| THE PROBLEM |
Copy out every line exactly as given.

#### DATA SUPPLIED ####

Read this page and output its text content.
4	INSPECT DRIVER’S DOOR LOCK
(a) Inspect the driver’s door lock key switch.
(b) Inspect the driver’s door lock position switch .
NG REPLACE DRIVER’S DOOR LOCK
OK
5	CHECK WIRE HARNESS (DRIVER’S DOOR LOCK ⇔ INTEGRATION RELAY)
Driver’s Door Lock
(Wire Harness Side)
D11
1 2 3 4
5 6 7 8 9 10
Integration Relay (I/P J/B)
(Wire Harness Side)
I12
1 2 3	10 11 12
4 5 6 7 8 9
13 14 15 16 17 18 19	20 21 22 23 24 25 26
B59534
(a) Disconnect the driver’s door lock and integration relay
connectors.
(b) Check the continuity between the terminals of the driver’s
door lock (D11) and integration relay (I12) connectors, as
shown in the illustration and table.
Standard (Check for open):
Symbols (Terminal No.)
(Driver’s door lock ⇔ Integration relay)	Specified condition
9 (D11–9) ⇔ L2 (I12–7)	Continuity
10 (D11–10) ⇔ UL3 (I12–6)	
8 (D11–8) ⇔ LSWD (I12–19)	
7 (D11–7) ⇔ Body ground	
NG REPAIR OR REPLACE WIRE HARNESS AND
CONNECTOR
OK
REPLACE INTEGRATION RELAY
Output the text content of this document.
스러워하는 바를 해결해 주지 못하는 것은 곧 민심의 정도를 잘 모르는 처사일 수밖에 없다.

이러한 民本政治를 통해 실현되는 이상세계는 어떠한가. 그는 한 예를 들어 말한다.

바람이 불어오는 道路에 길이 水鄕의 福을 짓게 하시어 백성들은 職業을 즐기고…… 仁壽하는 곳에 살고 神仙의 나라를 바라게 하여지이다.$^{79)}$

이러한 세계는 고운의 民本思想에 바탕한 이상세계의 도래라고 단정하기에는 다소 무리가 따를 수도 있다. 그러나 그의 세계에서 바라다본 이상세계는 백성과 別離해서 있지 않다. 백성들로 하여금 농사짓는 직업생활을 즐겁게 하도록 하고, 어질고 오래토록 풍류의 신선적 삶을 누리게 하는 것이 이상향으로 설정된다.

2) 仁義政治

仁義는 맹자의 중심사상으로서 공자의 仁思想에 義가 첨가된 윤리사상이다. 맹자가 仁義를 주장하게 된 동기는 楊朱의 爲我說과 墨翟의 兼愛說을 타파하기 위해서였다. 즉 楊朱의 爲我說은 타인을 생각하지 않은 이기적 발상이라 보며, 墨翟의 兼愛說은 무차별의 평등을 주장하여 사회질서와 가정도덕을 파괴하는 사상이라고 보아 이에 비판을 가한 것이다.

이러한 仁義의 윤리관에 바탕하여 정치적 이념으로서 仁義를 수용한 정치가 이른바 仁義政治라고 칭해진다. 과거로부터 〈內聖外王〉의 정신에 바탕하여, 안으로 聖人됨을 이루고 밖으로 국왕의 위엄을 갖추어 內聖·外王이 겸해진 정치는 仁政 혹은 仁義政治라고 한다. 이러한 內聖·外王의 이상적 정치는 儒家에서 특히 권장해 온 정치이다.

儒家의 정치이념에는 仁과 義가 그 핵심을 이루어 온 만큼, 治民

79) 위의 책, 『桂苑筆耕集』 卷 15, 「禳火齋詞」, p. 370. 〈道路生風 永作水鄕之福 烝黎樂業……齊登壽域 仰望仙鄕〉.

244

####

| OUTPUT BELOW |
Read this page and output its text content.
4	INSPECT DRIVER’S DOOR LOCK
(a) Inspect the driver’s door lock key switch.
(b) Inspect the driver’s door lock position switch .
NG REPLACE DRIVER’S DOOR LOCK
OK
5	CHECK WIRE HARNESS (DRIVER’S DOOR LOCK ⇔ INTEGRATION RELAY)
Driver’s Door Lock
(Wire Harness Side)
D11
1 2 3 4
5 6 7 8 9 10
Integration Relay (I/P J/B)
(Wire Harness Side)
I12
1 2 3	10 11 12
4 5 6 7 8 9
13 14 15 16 17 18 19	20 21 22 23 24 25 26
B59534
(a) Disconnect the driver’s door lock and integration relay
connectors.
(b) Check the continuity between the terminals of the driver’s
door lock (D11) and integration relay (I12) connectors, as
shown in the illustration and table.
Standard (Check for open):
Symbols (Terminal No.)
(Driver’s door lock ⇔ Integration relay)	Specified condition
9 (D11–9) ⇔ L2 (I12–7)	Continuity
10 (D11–10) ⇔ UL3 (I12–6)	
8 (D11–8) ⇔ LSWD (I12–19)	
7 (D11–7) ⇔ Body ground	
NG REPAIR OR REPLACE WIRE HARNESS AND
CONNECTOR
OK
REPLACE INTEGRATION RELAY
Output the text content of this document.
스러워하는 바를 해결해 주지 못하는 것은 곧 민심의 정도를 잘 모르는 처사일 수밖에 없다.

이러한 民本政治를 통해 실현되는 이상세계는 어떠한가. 그는 한 예를 들어 말한다.

바람이 불어오는 道路에 길이 水鄕의 福을 짓게 하시어 백성들은 職業을 즐기고…… 仁壽하는 곳에 살고 神仙의 나라를 바라게 하여지이다.$^{79)}$

이러한 세계는 고운의 民本思想에 바탕한 이상세계의 도래라고 단정하기에는 다소 무리가 따를 수도 있다. 그러나 그의 세계에서 바라다본 이상세계는 백성과 別離해서 있지 않다. 백성들로 하여금 농사짓는 직업생활을 즐겁게 하도록 하고, 어질고 오래토록 풍류의 신선적 삶을 누리게 하는 것이 이상향으로 설정된다.

2) 仁義政治

仁義는 맹자의 중심사상으로서 공자의 仁思想에 義가 첨가된 윤리사상이다. 맹자가 仁義를 주장하게 된 동기는 楊朱의 爲我說과 墨翟의 兼愛說을 타파하기 위해서였다. 즉 楊朱의 爲我說은 타인을 생각하지 않은 이기적 발상이라 보며, 墨翟의 兼愛說은 무차별의 평등을 주장하여 사회질서와 가정도덕을 파괴하는 사상이라고 보아 이에 비판을 가한 것이다.

이러한 仁義의 윤리관에 바탕하여 정치적 이념으로서 仁義를 수용한 정치가 이른바 仁義政治라고 칭해진다. 과거로부터 〈內聖外王〉의 정신에 바탕하여, 안으로 聖人됨을 이루고 밖으로 국왕의 위엄을 갖추어 內聖·外王이 겸해진 정치는 仁政 혹은 仁義政治라고 한다. 이러한 內聖·外王의 이상적 정치는 儒家에서 특히 권장해 온 정치이다.

儒家의 정치이념에는 仁과 義가 그 핵심을 이루어 온 만큼, 治民

79) 위의 책, 『桂苑筆耕集』 卷 15, 「禳火齋詞」, p. 370. 〈道路生風 永作水鄕之福 烝黎樂業……齊登壽域 仰望仙鄕〉.

244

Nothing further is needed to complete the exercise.